The problem:
Which lines hold the word "from"? Copy each one.

Data entries:
━━━━━━━━━━━━━━━━━━━━
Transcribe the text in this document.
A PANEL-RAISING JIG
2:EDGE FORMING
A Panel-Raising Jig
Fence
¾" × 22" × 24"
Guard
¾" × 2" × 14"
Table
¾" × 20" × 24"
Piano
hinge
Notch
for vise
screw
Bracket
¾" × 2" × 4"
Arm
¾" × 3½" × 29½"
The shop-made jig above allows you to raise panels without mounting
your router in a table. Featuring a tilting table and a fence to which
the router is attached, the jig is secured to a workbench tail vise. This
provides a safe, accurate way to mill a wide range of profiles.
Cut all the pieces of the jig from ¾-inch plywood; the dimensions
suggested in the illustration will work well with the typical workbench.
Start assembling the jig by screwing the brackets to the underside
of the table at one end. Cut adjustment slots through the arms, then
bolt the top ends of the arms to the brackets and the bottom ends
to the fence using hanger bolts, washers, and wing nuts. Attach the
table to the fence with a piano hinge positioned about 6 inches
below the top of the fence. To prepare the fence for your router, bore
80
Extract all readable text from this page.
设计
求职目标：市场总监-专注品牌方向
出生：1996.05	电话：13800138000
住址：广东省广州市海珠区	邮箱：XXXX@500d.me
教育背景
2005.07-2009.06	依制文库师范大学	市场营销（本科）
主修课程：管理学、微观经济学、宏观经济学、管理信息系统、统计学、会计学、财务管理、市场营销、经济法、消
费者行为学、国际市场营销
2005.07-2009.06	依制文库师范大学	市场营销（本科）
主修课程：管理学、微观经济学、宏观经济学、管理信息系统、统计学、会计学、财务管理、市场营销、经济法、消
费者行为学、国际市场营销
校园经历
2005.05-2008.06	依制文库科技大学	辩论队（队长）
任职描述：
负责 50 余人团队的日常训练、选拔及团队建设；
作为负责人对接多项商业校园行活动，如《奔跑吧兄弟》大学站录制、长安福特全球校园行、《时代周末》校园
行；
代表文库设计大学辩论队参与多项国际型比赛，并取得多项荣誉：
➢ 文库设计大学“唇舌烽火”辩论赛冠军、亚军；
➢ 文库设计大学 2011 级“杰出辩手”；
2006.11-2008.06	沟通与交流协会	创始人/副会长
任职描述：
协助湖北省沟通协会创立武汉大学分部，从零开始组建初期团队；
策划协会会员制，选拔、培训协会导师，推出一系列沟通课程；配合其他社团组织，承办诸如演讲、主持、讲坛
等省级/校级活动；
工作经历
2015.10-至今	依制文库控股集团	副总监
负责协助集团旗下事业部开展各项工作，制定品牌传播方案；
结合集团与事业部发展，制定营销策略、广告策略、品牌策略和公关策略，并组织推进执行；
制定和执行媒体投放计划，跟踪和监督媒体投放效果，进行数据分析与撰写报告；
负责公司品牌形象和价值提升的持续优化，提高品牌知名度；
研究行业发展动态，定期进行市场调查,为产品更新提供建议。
━━━━━━━━━━━━━━━━━━━━
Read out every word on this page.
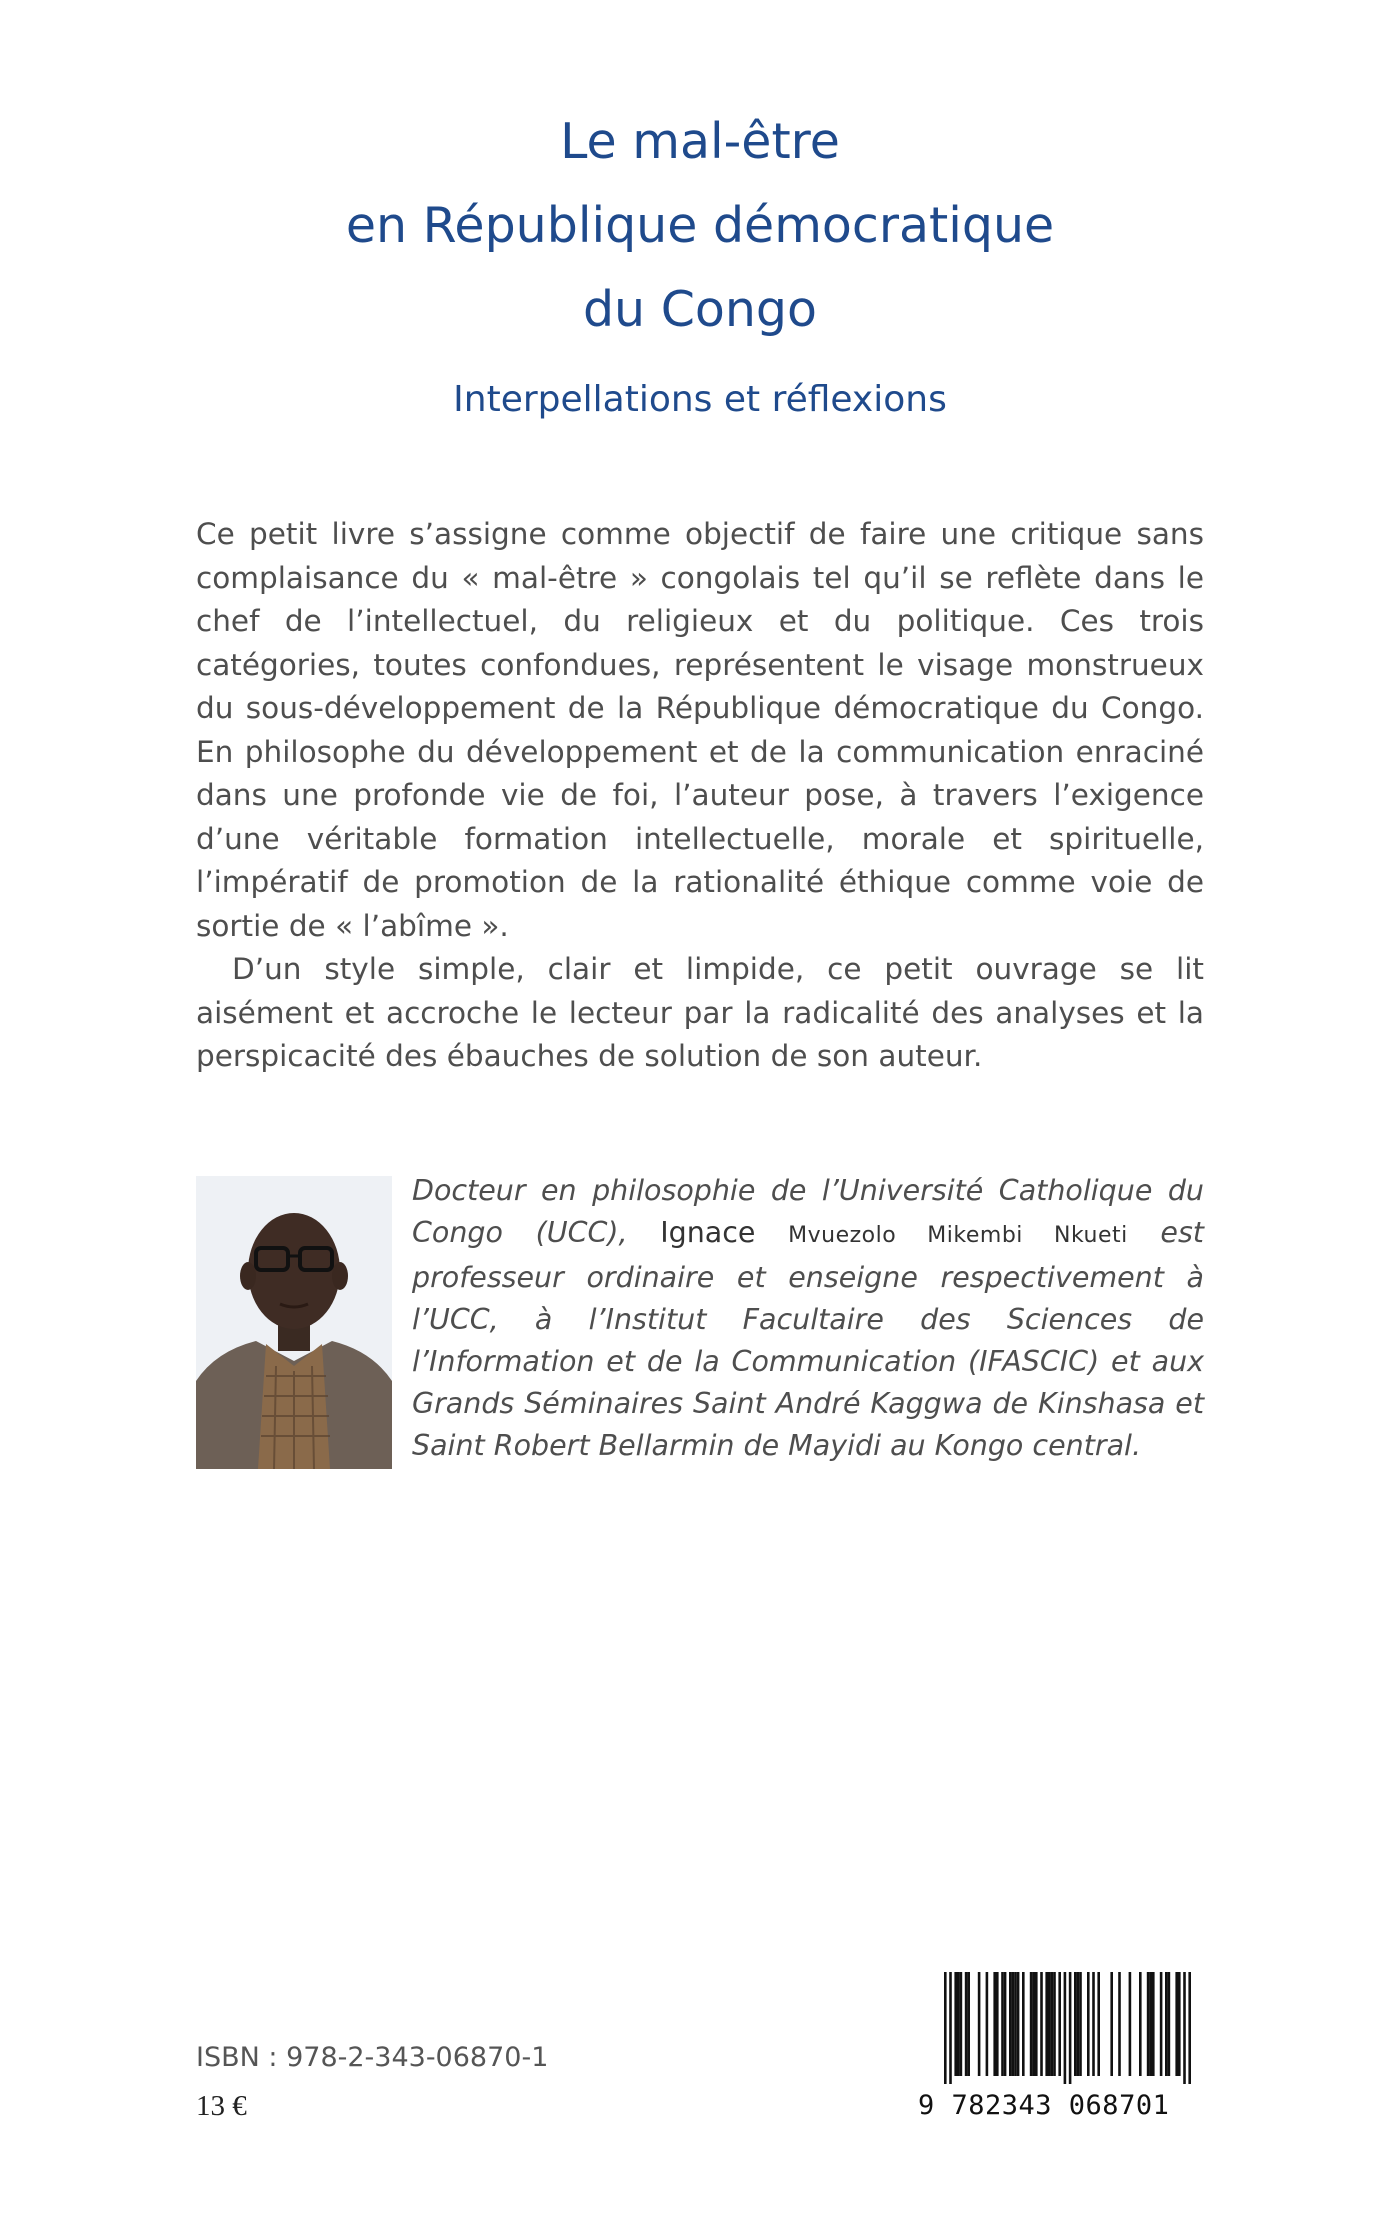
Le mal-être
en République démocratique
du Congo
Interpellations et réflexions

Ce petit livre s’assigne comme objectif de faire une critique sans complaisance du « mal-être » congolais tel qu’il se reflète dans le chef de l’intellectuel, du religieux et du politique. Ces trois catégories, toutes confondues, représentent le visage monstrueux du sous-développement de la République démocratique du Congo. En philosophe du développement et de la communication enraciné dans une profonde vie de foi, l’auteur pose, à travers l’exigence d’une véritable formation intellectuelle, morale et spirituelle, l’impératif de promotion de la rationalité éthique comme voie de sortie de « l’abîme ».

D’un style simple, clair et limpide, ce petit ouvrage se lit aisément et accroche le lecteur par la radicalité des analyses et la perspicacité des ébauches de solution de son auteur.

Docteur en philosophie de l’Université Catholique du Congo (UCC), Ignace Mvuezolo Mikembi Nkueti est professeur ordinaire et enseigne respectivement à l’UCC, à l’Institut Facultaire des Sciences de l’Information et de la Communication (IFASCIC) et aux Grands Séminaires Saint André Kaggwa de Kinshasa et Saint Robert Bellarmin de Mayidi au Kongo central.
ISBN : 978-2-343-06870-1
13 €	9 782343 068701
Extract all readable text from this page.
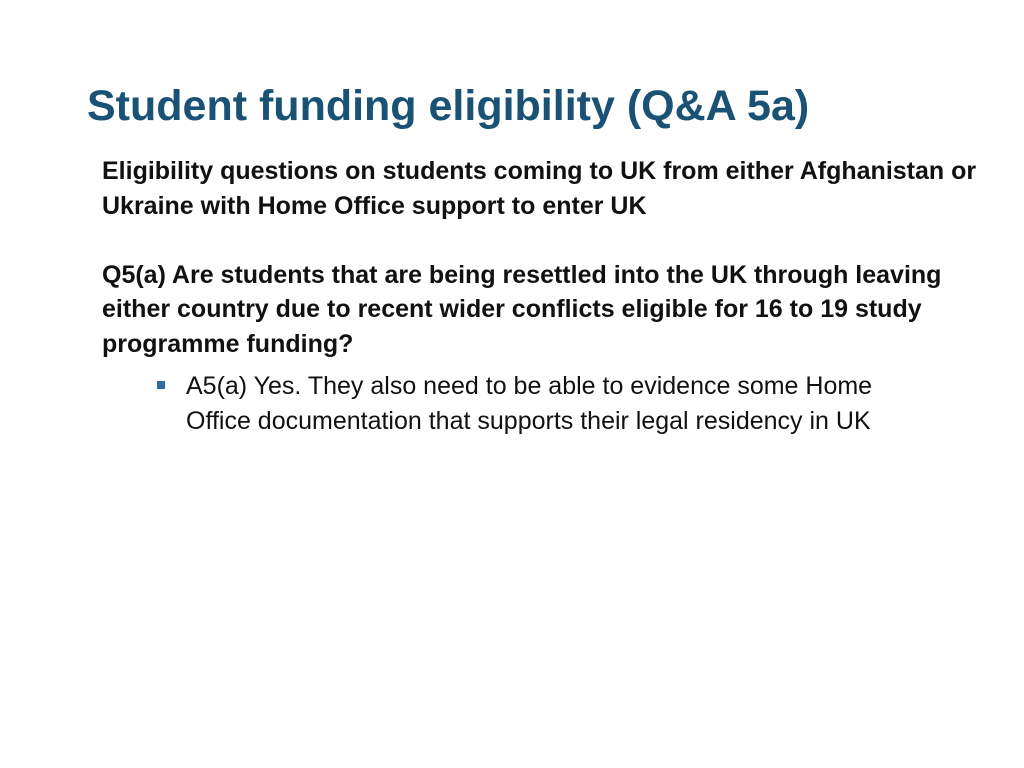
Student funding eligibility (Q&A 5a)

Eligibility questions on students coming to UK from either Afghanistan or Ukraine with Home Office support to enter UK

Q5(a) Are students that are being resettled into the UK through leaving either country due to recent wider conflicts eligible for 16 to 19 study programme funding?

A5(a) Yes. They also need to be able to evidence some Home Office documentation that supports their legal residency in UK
━━━━━━━━━━━━━━━━━━━━
Final result:
Cut all the pieces of the jig from ¾-inch plywood; the dimensions
Extract all readable text from this page.
Extract all readable text from this page.
Eligibility questions on students coming to UK from either Afghanistan or Ukraine with Home Office support to enter UK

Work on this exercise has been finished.